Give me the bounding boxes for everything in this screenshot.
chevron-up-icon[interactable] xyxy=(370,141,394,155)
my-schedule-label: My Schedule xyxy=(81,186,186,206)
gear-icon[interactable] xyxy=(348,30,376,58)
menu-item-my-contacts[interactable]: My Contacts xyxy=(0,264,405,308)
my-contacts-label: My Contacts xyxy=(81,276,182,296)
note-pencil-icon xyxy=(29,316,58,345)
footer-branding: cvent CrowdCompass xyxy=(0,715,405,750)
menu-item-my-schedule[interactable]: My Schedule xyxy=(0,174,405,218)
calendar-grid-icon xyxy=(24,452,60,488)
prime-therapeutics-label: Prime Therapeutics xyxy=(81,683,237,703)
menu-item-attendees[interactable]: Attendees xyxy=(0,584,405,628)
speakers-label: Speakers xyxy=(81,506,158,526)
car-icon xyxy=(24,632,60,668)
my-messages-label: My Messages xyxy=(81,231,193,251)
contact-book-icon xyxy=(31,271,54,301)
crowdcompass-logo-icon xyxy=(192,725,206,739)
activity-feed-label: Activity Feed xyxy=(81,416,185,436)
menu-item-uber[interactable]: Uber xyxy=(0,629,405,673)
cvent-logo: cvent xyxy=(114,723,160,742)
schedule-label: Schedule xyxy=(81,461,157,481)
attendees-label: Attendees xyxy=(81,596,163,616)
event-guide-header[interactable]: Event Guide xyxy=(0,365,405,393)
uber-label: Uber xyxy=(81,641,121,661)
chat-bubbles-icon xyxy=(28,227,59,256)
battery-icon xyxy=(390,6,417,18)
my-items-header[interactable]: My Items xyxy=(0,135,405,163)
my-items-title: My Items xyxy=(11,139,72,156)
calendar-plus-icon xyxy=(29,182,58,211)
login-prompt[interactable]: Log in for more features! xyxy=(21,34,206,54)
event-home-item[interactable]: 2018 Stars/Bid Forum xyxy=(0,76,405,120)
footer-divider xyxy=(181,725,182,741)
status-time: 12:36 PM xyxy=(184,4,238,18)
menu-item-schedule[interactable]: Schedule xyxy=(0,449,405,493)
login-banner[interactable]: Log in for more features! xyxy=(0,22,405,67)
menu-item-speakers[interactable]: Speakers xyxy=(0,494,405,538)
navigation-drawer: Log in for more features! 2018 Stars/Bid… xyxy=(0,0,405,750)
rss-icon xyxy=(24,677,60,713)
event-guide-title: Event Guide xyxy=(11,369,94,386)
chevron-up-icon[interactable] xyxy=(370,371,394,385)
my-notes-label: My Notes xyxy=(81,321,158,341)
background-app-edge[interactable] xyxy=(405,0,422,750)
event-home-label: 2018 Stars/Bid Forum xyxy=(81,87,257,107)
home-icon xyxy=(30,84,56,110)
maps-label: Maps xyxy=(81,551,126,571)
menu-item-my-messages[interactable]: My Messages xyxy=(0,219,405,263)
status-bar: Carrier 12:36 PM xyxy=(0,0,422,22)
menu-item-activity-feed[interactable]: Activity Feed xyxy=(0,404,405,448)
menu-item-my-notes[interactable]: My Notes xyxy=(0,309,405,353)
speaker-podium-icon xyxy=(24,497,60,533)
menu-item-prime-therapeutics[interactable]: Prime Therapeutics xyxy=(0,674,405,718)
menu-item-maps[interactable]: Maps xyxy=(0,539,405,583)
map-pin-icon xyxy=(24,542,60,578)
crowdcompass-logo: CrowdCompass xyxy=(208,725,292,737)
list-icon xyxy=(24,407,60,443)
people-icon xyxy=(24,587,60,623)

_What you are asked to do_
Can you copy the records above word for word, from the first line through the line containing "crowdcompass-logo-icon xyxy=(192,725,206,739)", with both ends included?

_Output_
Give me the bounding boxes for everything in this screenshot.
chevron-up-icon[interactable] xyxy=(370,141,394,155)
my-schedule-label: My Schedule xyxy=(81,186,186,206)
gear-icon[interactable] xyxy=(348,30,376,58)
menu-item-my-contacts[interactable]: My Contacts xyxy=(0,264,405,308)
my-contacts-label: My Contacts xyxy=(81,276,182,296)
note-pencil-icon xyxy=(29,316,58,345)
footer-branding: cvent CrowdCompass xyxy=(0,715,405,750)
menu-item-my-schedule[interactable]: My Schedule xyxy=(0,174,405,218)
calendar-grid-icon xyxy=(24,452,60,488)
prime-therapeutics-label: Prime Therapeutics xyxy=(81,683,237,703)
menu-item-attendees[interactable]: Attendees xyxy=(0,584,405,628)
speakers-label: Speakers xyxy=(81,506,158,526)
car-icon xyxy=(24,632,60,668)
my-messages-label: My Messages xyxy=(81,231,193,251)
contact-book-icon xyxy=(31,271,54,301)
crowdcompass-logo-icon xyxy=(192,725,206,739)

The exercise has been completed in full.